Search the material below for the string "Flex" and list each line that holds it.

— start —

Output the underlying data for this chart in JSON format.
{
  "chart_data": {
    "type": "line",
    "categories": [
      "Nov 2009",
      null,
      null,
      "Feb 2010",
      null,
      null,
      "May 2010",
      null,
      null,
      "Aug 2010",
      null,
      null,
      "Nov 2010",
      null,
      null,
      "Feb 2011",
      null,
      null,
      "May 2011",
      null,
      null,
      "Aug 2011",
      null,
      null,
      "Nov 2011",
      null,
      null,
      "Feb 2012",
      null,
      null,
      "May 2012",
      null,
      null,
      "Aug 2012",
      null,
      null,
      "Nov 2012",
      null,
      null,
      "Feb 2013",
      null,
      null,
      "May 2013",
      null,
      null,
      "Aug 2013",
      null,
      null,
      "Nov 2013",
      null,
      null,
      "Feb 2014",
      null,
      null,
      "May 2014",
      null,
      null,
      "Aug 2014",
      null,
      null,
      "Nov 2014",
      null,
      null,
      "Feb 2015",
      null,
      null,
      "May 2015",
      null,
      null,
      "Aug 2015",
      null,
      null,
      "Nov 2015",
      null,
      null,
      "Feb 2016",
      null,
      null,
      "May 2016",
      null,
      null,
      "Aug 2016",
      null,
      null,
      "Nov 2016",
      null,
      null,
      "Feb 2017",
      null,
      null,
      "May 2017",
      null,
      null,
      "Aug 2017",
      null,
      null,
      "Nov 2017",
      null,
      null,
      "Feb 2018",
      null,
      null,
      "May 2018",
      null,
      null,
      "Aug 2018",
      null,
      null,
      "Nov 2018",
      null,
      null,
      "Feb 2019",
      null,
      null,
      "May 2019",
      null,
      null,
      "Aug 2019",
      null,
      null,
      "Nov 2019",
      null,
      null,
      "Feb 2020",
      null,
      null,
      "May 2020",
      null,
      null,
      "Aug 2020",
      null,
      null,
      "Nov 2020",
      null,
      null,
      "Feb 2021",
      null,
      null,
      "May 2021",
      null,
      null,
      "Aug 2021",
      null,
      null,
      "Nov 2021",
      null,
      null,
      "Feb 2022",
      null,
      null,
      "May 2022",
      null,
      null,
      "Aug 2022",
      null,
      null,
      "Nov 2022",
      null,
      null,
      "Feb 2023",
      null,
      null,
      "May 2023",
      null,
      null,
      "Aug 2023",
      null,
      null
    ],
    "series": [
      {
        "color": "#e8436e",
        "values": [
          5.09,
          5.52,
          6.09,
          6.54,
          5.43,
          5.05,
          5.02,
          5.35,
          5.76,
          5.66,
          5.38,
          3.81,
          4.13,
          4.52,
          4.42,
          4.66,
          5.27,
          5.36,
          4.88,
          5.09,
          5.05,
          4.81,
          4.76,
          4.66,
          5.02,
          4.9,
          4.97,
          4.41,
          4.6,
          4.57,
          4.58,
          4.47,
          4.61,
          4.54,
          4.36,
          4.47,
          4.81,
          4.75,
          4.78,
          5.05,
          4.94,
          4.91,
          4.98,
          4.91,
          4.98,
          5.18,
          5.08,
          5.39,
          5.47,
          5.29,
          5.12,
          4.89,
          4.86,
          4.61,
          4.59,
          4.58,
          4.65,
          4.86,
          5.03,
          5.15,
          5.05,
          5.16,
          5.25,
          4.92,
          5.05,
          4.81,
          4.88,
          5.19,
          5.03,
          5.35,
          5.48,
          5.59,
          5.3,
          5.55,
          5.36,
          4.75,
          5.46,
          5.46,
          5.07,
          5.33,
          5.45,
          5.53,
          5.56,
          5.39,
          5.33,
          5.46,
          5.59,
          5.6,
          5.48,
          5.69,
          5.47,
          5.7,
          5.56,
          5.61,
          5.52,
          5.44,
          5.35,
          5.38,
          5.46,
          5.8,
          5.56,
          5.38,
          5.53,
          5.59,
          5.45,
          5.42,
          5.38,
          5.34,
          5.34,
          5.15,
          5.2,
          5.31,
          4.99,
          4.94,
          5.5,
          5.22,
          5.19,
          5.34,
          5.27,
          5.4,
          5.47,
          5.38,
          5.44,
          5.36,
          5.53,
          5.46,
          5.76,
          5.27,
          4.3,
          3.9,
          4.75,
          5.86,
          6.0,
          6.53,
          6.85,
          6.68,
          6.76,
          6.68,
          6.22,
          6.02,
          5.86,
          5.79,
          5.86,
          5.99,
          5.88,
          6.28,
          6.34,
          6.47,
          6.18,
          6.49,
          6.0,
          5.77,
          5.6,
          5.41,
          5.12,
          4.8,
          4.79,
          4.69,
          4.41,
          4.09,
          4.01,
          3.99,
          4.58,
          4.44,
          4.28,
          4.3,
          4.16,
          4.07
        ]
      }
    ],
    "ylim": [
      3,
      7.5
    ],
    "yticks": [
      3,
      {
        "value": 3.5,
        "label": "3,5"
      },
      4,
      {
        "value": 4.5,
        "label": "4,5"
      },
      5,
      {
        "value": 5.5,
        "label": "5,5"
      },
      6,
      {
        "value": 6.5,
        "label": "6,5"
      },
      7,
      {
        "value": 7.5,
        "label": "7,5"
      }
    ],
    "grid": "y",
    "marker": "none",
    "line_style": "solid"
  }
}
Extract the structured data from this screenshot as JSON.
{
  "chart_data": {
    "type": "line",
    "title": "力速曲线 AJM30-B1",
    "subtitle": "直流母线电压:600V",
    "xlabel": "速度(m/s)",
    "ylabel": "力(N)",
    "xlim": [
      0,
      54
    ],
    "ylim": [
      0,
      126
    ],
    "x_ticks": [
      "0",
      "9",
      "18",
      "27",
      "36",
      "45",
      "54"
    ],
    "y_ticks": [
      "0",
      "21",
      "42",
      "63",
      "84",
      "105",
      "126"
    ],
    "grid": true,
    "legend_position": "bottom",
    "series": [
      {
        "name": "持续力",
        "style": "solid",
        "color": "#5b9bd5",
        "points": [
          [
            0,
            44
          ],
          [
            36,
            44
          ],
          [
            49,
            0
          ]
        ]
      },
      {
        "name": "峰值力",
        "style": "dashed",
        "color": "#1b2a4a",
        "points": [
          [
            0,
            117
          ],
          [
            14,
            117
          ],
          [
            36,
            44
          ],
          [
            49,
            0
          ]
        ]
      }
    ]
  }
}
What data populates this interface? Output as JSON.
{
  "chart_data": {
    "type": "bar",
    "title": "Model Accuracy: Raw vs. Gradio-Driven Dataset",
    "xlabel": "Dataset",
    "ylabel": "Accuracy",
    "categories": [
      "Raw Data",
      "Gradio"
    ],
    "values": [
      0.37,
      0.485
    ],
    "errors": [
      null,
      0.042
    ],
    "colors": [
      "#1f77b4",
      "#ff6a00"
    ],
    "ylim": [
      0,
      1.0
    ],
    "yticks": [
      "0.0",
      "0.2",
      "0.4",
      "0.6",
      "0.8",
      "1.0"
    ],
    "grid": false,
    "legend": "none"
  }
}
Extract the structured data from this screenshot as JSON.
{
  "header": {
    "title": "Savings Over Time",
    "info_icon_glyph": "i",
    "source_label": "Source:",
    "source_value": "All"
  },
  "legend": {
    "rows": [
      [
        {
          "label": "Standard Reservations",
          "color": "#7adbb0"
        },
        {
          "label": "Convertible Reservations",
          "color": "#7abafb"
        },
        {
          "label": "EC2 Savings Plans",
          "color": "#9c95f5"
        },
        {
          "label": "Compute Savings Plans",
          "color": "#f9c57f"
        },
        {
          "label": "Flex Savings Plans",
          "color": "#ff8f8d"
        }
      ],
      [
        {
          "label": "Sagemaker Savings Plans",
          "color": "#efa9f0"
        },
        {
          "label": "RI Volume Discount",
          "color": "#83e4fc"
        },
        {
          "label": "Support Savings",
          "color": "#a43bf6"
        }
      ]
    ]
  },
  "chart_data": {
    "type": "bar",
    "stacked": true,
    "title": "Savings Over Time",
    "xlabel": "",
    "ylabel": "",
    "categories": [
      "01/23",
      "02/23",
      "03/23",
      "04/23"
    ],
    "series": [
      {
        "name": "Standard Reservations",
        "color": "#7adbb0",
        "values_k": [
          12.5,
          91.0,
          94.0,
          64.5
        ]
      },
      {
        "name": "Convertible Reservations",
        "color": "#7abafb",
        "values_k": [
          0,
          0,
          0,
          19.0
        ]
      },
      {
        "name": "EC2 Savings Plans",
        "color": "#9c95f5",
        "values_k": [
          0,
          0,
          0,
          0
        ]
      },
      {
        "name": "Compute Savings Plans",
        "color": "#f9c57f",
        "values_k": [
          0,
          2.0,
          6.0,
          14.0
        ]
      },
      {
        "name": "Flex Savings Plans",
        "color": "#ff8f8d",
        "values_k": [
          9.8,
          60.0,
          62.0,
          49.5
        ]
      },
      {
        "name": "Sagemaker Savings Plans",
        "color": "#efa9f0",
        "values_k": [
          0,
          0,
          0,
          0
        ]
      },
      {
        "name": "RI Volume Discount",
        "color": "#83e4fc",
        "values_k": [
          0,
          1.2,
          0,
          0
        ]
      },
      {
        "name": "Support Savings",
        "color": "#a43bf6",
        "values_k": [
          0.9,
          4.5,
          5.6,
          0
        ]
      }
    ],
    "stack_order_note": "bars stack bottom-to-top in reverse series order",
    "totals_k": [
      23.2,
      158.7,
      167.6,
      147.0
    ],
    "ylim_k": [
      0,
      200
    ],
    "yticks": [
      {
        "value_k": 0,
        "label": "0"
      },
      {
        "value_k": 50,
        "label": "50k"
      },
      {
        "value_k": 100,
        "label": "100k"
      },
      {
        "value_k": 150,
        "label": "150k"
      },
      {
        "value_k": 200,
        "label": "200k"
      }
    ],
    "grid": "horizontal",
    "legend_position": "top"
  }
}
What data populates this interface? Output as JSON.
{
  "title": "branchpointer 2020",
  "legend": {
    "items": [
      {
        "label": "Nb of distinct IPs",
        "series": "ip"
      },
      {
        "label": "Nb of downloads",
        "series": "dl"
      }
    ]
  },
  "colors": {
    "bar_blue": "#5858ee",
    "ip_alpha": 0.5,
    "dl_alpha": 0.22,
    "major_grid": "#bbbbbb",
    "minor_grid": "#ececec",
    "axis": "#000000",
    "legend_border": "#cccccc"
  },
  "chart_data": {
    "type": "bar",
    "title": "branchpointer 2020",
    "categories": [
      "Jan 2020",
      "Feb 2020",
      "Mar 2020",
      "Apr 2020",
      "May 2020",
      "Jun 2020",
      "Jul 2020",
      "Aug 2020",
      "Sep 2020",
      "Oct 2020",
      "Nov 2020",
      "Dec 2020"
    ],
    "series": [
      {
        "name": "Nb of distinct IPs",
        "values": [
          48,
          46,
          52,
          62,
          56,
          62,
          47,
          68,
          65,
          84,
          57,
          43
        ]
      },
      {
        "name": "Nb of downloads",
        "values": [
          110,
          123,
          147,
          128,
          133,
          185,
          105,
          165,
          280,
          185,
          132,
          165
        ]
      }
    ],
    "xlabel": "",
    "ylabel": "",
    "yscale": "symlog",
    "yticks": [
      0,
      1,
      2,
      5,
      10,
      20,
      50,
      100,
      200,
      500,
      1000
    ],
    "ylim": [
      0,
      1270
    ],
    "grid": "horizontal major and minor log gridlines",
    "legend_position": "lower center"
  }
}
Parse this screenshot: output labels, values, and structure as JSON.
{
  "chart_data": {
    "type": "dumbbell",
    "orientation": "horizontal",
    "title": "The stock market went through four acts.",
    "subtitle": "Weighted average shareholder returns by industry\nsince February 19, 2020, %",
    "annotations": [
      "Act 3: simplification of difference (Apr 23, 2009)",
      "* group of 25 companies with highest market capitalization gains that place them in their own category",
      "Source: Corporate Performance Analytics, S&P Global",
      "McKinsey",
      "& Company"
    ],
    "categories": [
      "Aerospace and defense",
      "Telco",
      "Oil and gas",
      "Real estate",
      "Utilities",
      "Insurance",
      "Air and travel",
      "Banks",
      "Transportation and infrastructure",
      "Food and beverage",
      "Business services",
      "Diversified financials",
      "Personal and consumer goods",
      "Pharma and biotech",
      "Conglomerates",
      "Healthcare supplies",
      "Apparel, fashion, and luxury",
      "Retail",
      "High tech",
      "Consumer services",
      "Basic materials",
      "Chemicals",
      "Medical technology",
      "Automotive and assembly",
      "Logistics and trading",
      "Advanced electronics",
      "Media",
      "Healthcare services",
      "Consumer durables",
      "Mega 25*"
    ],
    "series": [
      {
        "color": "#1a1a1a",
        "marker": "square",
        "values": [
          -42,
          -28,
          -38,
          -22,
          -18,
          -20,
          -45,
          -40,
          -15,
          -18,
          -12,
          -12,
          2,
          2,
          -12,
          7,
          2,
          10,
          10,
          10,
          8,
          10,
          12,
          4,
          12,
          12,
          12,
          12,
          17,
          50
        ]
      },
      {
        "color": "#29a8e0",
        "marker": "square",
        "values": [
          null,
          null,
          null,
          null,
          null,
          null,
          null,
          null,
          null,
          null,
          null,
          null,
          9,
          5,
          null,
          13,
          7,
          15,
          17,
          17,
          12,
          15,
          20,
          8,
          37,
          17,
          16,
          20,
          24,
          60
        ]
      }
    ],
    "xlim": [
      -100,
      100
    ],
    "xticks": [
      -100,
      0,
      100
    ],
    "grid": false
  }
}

— end —

> **Task output**
          "label": "Flex Savings Plans",
        "name": "Flex Savings Plans",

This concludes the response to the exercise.